ENTRIES SUPPLIED —
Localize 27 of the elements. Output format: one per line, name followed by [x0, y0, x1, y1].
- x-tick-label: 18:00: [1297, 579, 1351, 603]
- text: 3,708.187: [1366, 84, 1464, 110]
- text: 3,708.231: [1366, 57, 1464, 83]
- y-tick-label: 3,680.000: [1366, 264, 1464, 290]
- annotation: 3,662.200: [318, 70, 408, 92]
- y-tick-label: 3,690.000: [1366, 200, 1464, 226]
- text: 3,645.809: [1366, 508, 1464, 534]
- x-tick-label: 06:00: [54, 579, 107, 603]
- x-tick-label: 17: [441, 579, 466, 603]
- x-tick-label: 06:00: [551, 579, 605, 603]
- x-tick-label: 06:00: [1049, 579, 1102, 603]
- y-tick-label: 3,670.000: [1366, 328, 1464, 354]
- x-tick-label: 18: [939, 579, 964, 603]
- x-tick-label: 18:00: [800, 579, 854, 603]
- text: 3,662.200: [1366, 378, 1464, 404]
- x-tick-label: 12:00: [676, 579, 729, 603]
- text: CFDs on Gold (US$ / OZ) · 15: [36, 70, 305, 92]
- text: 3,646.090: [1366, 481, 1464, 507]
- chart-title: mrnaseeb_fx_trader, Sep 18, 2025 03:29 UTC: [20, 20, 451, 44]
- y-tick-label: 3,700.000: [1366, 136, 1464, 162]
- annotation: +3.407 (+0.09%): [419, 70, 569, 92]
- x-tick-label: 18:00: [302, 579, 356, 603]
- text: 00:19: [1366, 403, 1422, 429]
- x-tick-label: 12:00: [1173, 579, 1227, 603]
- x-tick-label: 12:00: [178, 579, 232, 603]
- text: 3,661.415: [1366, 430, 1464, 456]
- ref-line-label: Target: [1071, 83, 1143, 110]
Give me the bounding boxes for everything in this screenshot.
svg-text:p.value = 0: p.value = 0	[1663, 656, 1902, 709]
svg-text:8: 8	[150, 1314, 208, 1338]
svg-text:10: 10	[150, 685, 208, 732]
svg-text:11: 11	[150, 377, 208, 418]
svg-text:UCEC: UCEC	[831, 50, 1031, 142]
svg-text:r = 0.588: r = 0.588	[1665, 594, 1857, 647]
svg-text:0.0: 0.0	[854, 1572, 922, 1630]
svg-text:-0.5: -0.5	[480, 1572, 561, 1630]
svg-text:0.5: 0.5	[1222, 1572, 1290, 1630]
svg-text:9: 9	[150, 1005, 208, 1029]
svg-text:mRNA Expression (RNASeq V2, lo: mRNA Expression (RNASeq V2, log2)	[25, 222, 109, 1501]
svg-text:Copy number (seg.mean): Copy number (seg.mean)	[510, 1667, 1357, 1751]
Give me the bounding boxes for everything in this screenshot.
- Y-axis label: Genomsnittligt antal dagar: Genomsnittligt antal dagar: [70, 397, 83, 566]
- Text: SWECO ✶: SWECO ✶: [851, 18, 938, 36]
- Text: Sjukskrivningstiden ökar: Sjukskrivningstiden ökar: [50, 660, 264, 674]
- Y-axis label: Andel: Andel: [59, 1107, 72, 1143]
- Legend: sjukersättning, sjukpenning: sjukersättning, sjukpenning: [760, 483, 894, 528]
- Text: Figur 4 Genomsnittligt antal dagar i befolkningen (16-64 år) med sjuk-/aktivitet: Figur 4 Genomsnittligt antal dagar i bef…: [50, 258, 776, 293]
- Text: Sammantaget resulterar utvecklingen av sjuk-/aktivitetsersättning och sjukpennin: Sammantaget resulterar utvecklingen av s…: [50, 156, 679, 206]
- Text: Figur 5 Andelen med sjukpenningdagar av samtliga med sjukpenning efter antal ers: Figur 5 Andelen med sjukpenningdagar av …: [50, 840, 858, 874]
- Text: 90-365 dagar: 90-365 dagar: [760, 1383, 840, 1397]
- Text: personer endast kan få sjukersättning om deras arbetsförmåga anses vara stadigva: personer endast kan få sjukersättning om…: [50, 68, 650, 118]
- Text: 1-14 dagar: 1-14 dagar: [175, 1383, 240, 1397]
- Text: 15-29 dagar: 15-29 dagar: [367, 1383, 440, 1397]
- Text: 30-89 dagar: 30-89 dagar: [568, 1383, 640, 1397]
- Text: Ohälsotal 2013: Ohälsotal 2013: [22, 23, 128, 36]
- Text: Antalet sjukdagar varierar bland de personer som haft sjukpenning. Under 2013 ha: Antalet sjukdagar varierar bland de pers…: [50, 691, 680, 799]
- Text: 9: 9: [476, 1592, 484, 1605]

EXERCISE — After the last line, print all the entries once again, unchanged.

RESPONSE AREA —
Localize 27 of the elements. Output format: one per line, name followed by [x0, y0, x1, y1].
- x-tick-label: 18:00: [1297, 579, 1351, 603]
- text: 3,708.187: [1366, 84, 1464, 110]
- text: 3,708.231: [1366, 57, 1464, 83]
- y-tick-label: 3,680.000: [1366, 264, 1464, 290]
- annotation: 3,662.200: [318, 70, 408, 92]
- y-tick-label: 3,690.000: [1366, 200, 1464, 226]
- text: 3,645.809: [1366, 508, 1464, 534]
- x-tick-label: 06:00: [54, 579, 107, 603]
- x-tick-label: 17: [441, 579, 466, 603]
- x-tick-label: 06:00: [551, 579, 605, 603]
- x-tick-label: 06:00: [1049, 579, 1102, 603]
- y-tick-label: 3,670.000: [1366, 328, 1464, 354]
- x-tick-label: 18: [939, 579, 964, 603]
- x-tick-label: 18:00: [800, 579, 854, 603]
- text: 3,662.200: [1366, 378, 1464, 404]
- x-tick-label: 12:00: [676, 579, 729, 603]
- text: CFDs on Gold (US$ / OZ) · 15: [36, 70, 305, 92]
- text: 3,646.090: [1366, 481, 1464, 507]
- chart-title: mrnaseeb_fx_trader, Sep 18, 2025 03:29 UTC: [20, 20, 451, 44]
- y-tick-label: 3,700.000: [1366, 136, 1464, 162]
- annotation: +3.407 (+0.09%): [419, 70, 569, 92]
- x-tick-label: 18:00: [302, 579, 356, 603]
- text: 00:19: [1366, 403, 1422, 429]
- x-tick-label: 12:00: [1173, 579, 1227, 603]
- x-tick-label: 12:00: [178, 579, 232, 603]
- text: 3,661.415: [1366, 430, 1464, 456]
- ref-line-label: Target: [1071, 83, 1143, 110]
Give me the bounding boxes for everything in this screenshot.
svg-text:p.value = 0: p.value = 0	[1663, 656, 1902, 709]
svg-text:8: 8	[150, 1314, 208, 1338]
svg-text:10: 10	[150, 685, 208, 732]
svg-text:11: 11	[150, 377, 208, 418]
svg-text:UCEC: UCEC	[831, 50, 1031, 142]
svg-text:r = 0.588: r = 0.588	[1665, 594, 1857, 647]
svg-text:0.0: 0.0	[854, 1572, 922, 1630]
svg-text:-0.5: -0.5	[480, 1572, 561, 1630]
svg-text:0.5: 0.5	[1222, 1572, 1290, 1630]
svg-text:9: 9	[150, 1005, 208, 1029]
svg-text:mRNA Expression (RNASeq V2, lo: mRNA Expression (RNASeq V2, log2)	[25, 222, 109, 1501]
svg-text:Copy number (seg.mean): Copy number (seg.mean)	[510, 1667, 1357, 1751]
Give me the bounding boxes for everything in this screenshot.
- Y-axis label: Genomsnittligt antal dagar: Genomsnittligt antal dagar: [70, 397, 83, 566]
- Text: SWECO ✶: SWECO ✶: [851, 18, 938, 36]
- Text: Sjukskrivningstiden ökar: Sjukskrivningstiden ökar: [50, 660, 264, 674]
- Y-axis label: Andel: Andel: [59, 1107, 72, 1143]
- Legend: sjukersättning, sjukpenning: sjukersättning, sjukpenning: [760, 483, 894, 528]
- Text: Figur 4 Genomsnittligt antal dagar i befolkningen (16-64 år) med sjuk-/aktivitet: Figur 4 Genomsnittligt antal dagar i bef…: [50, 258, 776, 293]
- Text: Sammantaget resulterar utvecklingen av sjuk-/aktivitetsersättning och sjukpennin: Sammantaget resulterar utvecklingen av s…: [50, 156, 679, 206]
- Text: Figur 5 Andelen med sjukpenningdagar av samtliga med sjukpenning efter antal ers: Figur 5 Andelen med sjukpenningdagar av …: [50, 840, 858, 874]
- Text: 90-365 dagar: 90-365 dagar: [760, 1383, 840, 1397]
- Text: personer endast kan få sjukersättning om deras arbetsförmåga anses vara stadigva: personer endast kan få sjukersättning om…: [50, 68, 650, 118]
- Text: 1-14 dagar: 1-14 dagar: [175, 1383, 240, 1397]
- Text: 15-29 dagar: 15-29 dagar: [367, 1383, 440, 1397]
- Text: 30-89 dagar: 30-89 dagar: [568, 1383, 640, 1397]
- Text: Ohälsotal 2013: Ohälsotal 2013: [22, 23, 128, 36]
- Text: Antalet sjukdagar varierar bland de personer som haft sjukpenning. Under 2013 ha: Antalet sjukdagar varierar bland de pers…: [50, 691, 680, 799]
- Text: 9: 9: [476, 1592, 484, 1605]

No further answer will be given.